To summarize: GOOD BOOK. And Hicks' art looks delightful in colour.

Kill Shakespeare No. 4

Another  highly entertaining issue! This is the one, in fact, that out-Shakespeare nerded me - I had to look up a couple of the minor characters. In my defence, I was at my most slackerly the year that I was supposedly reading all of the plays. Wait, that's not really much of a defence, is it? In any case: good job.

BUT.

I have one major problem with this issue, and since I didn't notice it earlier it's probably some form of editorial oversight or the like. There's a lot of olde timey English being spoken here, which is appropriate for something set not just in Shakespearian England but in Shakespeare itself, but there are some major grammatical problems here. Thee, thou and thy are not interchangeable! Oh, the madness!

Writers of the world: I will check your Elizabethan English FOR FREE at any time, it drives me so nuts.

Superman: The Last Family of Krypton No. 1 - Hey, Elseworlds is back! Hooray! And this is a lovely little story about Jor-El and Lara coming to Earth with their kid! Yay! And of course everything is going to go horribly wrong next issue! Yay!

Sparta, USA No. 6 - Yet another Wildstorm series ends. Will they step up with a new crazy yarn for me to read? Who knows? What I do know is that I was taken off-guard by the end of this one. Hooray for surprises!

====

- **EXERCISE TASK 1**
In the comic reviews, which three words does the reviewer insist are not interchangeable?
The listing here is unrelated to the comic reviews.

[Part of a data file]

====

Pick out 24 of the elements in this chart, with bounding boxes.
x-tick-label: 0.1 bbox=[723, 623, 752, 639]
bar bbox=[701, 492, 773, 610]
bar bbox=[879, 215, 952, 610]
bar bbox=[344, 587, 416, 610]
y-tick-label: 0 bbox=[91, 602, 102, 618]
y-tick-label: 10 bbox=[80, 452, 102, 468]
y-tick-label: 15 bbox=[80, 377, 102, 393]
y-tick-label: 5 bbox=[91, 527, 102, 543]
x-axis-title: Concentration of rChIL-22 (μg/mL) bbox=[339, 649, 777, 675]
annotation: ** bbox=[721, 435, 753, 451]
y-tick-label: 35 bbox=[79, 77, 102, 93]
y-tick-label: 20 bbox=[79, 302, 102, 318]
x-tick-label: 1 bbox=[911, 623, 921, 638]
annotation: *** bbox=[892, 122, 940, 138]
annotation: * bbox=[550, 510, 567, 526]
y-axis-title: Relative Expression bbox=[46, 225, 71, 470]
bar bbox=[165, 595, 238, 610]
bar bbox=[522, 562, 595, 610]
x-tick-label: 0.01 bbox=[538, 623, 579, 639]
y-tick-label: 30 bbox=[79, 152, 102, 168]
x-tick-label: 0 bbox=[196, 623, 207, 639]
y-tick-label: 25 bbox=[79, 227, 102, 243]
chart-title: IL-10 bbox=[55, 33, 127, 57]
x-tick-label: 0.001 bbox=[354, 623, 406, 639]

====

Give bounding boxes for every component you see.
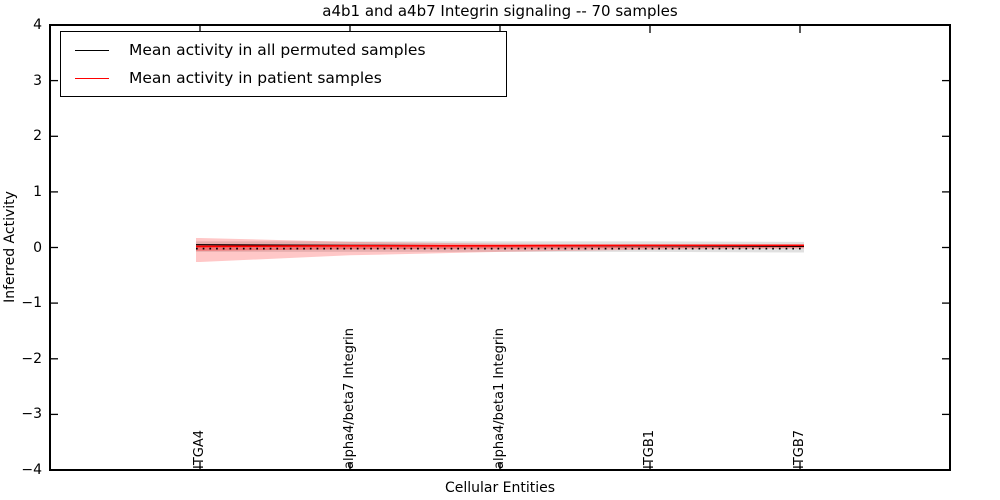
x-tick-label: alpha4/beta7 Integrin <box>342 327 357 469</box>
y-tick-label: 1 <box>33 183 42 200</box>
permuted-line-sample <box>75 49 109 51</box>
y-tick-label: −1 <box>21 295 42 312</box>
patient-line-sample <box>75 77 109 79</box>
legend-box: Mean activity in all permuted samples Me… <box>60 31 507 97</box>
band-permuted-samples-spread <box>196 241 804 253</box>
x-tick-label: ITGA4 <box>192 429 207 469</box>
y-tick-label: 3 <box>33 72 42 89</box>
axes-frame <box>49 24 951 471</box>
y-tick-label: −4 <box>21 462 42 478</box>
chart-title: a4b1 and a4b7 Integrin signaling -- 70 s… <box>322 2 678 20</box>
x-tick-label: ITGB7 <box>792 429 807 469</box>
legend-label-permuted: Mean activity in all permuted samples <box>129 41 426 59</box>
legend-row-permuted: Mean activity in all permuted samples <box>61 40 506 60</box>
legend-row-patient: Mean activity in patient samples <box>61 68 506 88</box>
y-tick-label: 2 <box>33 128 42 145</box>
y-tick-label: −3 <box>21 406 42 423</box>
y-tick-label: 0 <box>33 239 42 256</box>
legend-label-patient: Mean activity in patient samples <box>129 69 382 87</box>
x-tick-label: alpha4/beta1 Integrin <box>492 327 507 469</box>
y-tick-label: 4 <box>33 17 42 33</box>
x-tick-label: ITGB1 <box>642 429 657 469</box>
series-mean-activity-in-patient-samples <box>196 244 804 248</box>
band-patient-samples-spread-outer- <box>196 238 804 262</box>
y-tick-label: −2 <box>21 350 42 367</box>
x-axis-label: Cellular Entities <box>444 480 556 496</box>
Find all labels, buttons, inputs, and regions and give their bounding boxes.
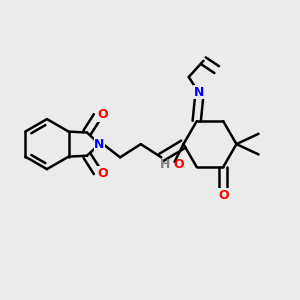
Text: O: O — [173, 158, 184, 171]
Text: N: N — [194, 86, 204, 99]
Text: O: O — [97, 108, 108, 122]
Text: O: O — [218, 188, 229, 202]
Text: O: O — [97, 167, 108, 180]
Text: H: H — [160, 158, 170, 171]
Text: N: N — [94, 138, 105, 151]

====

- **EXERCISE TASK 2**
Select each line of the listing that contains the string "legend".

- **WRITTEN ANSWER 1**
Thee, thou and thy.

- **WRITTEN ANSWER 2**
legend-box: Mean activity in all permuted samples Me… <box>60 31 507 97</box>
legend-label-permuted: Mean activity in all permuted samples <box>129 41 426 59</box>
legend-row-permuted: Mean activity in all permuted samples <box>61 40 506 60</box>
legend-row-patient: Mean activity in patient samples <box>61 68 506 88</box>
legend-label-patient: Mean activity in patient samples <box>129 69 382 87</box>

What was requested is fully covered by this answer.